Start of Data in this exercise

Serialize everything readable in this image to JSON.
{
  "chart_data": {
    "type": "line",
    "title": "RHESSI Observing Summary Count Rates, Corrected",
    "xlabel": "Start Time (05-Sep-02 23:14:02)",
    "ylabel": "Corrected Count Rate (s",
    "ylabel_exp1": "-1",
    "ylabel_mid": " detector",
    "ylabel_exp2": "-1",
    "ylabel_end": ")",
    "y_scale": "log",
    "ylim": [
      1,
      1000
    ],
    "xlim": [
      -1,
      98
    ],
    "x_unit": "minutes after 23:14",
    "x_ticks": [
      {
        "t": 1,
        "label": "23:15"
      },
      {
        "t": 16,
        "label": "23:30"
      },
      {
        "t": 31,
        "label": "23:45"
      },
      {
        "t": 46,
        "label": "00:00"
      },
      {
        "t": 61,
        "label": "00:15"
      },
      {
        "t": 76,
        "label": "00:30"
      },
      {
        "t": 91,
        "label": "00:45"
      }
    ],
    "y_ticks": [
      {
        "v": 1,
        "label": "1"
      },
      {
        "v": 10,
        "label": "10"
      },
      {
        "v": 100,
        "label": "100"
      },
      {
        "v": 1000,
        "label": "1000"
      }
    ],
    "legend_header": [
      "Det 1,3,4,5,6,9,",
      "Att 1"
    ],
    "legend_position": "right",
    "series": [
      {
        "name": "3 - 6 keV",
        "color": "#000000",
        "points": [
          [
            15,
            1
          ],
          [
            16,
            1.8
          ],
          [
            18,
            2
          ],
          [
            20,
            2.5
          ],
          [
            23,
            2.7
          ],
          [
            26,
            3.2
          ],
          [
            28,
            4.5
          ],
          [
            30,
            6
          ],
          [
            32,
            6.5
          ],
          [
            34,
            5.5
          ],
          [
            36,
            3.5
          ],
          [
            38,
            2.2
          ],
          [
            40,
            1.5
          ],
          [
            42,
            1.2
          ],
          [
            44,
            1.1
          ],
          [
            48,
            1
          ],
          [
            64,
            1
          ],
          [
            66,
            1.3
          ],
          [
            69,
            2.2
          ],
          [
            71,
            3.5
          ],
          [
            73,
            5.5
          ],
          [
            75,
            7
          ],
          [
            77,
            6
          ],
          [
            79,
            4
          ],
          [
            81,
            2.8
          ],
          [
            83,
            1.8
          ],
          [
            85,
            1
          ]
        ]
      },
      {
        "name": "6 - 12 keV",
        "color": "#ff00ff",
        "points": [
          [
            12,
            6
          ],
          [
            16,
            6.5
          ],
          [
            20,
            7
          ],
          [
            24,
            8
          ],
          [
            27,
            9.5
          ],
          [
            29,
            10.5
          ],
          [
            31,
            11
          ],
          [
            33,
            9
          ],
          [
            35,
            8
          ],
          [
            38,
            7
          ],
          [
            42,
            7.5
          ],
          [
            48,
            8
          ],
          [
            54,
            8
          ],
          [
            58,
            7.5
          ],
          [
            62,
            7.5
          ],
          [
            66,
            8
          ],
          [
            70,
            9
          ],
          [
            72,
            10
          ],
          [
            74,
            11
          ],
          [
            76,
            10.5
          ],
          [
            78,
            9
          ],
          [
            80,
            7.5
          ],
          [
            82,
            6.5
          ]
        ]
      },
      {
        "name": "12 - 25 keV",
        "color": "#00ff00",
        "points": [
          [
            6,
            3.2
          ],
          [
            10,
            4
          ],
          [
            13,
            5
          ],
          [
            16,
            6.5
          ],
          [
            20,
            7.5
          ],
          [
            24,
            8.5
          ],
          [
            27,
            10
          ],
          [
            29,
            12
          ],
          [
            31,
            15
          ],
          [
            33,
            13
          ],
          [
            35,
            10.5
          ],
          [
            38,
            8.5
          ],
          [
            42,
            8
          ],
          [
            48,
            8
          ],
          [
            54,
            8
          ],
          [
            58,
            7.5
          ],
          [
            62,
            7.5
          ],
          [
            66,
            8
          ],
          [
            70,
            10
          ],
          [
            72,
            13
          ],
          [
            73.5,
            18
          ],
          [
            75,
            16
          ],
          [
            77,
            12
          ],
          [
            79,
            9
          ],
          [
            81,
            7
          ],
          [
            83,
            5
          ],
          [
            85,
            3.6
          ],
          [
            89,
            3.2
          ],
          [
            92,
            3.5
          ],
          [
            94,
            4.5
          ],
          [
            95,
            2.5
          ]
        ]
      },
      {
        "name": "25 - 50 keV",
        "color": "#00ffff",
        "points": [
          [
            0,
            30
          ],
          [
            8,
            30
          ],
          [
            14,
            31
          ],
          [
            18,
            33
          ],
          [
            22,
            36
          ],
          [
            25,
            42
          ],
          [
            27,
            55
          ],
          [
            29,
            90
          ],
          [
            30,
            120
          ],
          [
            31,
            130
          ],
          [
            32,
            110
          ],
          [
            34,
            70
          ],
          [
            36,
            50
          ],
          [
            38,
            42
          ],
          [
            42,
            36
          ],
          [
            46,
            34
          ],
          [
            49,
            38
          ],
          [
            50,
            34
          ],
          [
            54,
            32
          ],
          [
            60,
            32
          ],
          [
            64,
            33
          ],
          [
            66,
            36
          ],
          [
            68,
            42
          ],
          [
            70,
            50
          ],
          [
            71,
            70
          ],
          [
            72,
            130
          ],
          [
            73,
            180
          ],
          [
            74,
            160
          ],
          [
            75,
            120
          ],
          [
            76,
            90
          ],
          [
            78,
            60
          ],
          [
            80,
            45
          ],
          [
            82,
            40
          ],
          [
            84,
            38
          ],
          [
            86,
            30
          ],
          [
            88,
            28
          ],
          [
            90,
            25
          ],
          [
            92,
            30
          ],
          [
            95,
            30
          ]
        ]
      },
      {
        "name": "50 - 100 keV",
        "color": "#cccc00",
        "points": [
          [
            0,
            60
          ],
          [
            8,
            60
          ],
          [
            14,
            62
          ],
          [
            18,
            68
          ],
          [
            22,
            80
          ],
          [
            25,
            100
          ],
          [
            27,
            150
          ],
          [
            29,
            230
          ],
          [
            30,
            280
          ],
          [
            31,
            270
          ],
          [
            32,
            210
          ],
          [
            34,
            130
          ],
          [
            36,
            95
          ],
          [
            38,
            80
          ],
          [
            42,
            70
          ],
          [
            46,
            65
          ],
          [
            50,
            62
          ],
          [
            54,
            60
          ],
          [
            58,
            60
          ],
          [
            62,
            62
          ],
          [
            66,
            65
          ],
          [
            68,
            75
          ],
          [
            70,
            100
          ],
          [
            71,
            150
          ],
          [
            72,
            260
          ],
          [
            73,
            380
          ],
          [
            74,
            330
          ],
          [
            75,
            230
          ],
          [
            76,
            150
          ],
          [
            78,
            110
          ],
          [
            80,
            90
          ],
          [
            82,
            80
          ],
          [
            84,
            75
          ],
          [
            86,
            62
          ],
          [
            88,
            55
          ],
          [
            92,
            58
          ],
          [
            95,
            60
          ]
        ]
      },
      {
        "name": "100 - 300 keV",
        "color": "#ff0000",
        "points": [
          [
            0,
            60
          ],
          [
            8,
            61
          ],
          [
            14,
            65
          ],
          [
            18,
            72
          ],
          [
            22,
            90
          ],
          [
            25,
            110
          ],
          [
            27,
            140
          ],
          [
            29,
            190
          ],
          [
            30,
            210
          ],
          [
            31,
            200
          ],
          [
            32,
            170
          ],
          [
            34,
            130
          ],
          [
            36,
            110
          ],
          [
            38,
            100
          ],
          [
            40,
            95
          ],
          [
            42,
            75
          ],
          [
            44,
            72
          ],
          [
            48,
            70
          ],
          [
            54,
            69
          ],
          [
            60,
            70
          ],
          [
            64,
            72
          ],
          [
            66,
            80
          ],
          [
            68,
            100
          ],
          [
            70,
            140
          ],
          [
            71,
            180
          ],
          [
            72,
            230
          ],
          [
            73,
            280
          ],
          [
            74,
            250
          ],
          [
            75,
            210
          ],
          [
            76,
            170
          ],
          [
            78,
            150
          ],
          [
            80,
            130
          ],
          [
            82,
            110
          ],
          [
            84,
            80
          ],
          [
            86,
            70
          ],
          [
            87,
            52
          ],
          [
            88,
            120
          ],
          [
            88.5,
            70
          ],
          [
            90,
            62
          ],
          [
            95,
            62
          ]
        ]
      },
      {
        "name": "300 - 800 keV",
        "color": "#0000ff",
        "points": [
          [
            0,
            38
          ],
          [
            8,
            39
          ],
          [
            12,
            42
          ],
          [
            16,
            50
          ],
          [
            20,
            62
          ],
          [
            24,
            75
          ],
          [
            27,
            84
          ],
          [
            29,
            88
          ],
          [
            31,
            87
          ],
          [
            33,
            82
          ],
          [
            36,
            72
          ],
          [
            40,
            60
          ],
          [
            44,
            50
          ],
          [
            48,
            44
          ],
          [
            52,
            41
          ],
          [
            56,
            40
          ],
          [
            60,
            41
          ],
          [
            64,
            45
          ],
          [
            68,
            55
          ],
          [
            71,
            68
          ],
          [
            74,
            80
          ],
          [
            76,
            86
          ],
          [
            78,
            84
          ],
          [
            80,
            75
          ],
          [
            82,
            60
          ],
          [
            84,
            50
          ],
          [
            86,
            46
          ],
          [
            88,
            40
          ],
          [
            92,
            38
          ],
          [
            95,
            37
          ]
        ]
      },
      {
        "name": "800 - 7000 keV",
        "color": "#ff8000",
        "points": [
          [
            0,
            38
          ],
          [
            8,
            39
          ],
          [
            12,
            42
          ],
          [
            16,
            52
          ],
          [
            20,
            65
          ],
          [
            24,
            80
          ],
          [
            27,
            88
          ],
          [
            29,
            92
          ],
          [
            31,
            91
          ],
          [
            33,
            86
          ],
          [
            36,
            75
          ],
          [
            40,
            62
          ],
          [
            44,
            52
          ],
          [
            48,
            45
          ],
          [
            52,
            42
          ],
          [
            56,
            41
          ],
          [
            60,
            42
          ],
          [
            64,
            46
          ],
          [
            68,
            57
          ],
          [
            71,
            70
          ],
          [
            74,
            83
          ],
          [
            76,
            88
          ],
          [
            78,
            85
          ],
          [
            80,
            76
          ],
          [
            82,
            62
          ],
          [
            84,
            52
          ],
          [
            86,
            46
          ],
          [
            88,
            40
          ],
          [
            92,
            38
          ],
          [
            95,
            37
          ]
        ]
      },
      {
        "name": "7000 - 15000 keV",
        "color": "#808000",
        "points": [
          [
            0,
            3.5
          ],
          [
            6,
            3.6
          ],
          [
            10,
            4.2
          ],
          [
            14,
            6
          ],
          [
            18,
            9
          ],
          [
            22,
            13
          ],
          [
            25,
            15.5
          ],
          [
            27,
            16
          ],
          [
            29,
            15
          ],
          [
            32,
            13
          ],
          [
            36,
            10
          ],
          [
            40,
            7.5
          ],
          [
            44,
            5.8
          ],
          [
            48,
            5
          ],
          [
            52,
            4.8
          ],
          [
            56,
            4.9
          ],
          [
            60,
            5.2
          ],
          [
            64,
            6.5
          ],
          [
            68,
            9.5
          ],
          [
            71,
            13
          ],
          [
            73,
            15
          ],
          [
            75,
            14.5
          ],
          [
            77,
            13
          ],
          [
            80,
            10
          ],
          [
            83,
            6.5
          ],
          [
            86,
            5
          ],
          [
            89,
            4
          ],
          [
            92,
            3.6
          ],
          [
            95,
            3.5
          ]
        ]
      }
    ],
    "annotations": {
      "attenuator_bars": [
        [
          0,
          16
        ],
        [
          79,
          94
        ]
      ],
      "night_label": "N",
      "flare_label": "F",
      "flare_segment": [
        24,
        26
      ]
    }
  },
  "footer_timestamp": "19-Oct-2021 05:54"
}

End of Data in this exercise

## Written task
In the material above, find each line that contains the word "name", and select it.

## Response for this exercise
        "name": "3 - 6 keV",
        "name": "6 - 12 keV",
        "name": "12 - 25 keV",
        "name": "25 - 50 keV",
        "name": "50 - 100 keV",
        "name": "100 - 300 keV",
        "name": "300 - 800 keV",
        "name": "800 - 7000 keV",
        "name": "7000 - 15000 keV",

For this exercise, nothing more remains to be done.